[Goal of the exercise] Return all of the lines below exactly as they are.

··· Material ···

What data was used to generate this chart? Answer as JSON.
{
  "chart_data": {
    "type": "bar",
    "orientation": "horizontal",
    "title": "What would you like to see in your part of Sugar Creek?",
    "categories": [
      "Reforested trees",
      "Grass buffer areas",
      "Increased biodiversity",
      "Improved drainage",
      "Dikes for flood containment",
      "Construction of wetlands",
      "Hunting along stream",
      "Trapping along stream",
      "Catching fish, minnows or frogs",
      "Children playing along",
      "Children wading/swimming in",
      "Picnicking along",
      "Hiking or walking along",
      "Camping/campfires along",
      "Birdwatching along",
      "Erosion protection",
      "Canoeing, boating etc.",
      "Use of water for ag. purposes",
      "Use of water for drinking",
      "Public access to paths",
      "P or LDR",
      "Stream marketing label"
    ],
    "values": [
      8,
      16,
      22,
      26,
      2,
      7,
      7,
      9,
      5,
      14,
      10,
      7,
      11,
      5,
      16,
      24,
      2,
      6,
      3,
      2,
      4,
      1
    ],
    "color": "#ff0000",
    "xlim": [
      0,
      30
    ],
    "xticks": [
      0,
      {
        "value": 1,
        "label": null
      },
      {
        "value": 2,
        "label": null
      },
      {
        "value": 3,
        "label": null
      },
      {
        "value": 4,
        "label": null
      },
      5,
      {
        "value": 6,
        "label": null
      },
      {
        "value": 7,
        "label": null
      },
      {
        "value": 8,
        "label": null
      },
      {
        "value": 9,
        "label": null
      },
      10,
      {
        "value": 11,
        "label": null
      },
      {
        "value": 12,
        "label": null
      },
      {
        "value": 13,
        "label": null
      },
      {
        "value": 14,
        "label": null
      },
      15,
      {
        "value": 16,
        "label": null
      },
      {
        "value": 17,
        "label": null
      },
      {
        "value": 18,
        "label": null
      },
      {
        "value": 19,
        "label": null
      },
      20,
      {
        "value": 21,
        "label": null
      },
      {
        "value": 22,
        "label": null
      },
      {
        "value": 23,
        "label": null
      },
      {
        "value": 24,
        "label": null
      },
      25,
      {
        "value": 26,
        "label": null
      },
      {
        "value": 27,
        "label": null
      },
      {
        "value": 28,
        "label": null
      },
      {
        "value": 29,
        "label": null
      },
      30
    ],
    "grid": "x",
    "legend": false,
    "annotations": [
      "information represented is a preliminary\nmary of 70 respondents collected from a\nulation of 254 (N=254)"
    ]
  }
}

···

[Solution below]
What data was used to generate this chart? Answer as JSON.
{
  "chart_data": {
    "type": "bar",
    "orientation": "horizontal",
    "title": "What would you like to see in your part of Sugar Creek?",
    "categories": [
      "Reforested trees",
      "Grass buffer areas",
      "Increased biodiversity",
      "Improved drainage",
      "Dikes for flood containment",
      "Construction of wetlands",
      "Hunting along stream",
      "Trapping along stream",
      "Catching fish, minnows or frogs",
      "Children playing along",
      "Children wading/swimming in",
      "Picnicking along",
      "Hiking or walking along",
      "Camping/campfires along",
      "Birdwatching along",
      "Erosion protection",
      "Canoeing, boating etc.",
      "Use of water for ag. purposes",
      "Use of water for drinking",
      "Public access to paths",
      "P or LDR",
      "Stream marketing label"
    ],
    "values": [
      8,
      16,
      22,
      26,
      2,
      7,
      7,
      9,
      5,
      14,
      10,
      7,
      11,
      5,
      16,
      24,
      2,
      6,
      3,
      2,
      4,
      1
    ],
    "color": "#ff0000",
    "xlim": [
      0,
      30
    ],
    "xticks": [
      0,
      {
        "value": 1,
        "label": null
      },
      {
        "value": 2,
        "label": null
      },
      {
        "value": 3,
        "label": null
      },
      {
        "value": 4,
        "label": null
      },
      5,
      {
        "value": 6,
        "label": null
      },
      {
        "value": 7,
        "label": null
      },
      {
        "value": 8,
        "label": null
      },
      {
        "value": 9,
        "label": null
      },
      10,
      {
        "value": 11,
        "label": null
      },
      {
        "value": 12,
        "label": null
      },
      {
        "value": 13,
        "label": null
      },
      {
        "value": 14,
        "label": null
      },
      15,
      {
        "value": 16,
        "label": null
      },
      {
        "value": 17,
        "label": null
      },
      {
        "value": 18,
        "label": null
      },
      {
        "value": 19,
        "label": null
      },
      20,
      {
        "value": 21,
        "label": null
      },
      {
        "value": 22,
        "label": null
      },
      {
        "value": 23,
        "label": null
      },
      {
        "value": 24,
        "label": null
      },
      25,
      {
        "value": 26,
        "label": null
      },
      {
        "value": 27,
        "label": null
      },
      {
        "value": 28,
        "label": null
      },
      {
        "value": 29,
        "label": null
      },
      30
    ],
    "grid": "x",
    "legend": false,
    "annotations": [
      "information represented is a preliminary\nmary of 70 respondents collected from a\nulation of 254 (N=254)"
    ]
  }
}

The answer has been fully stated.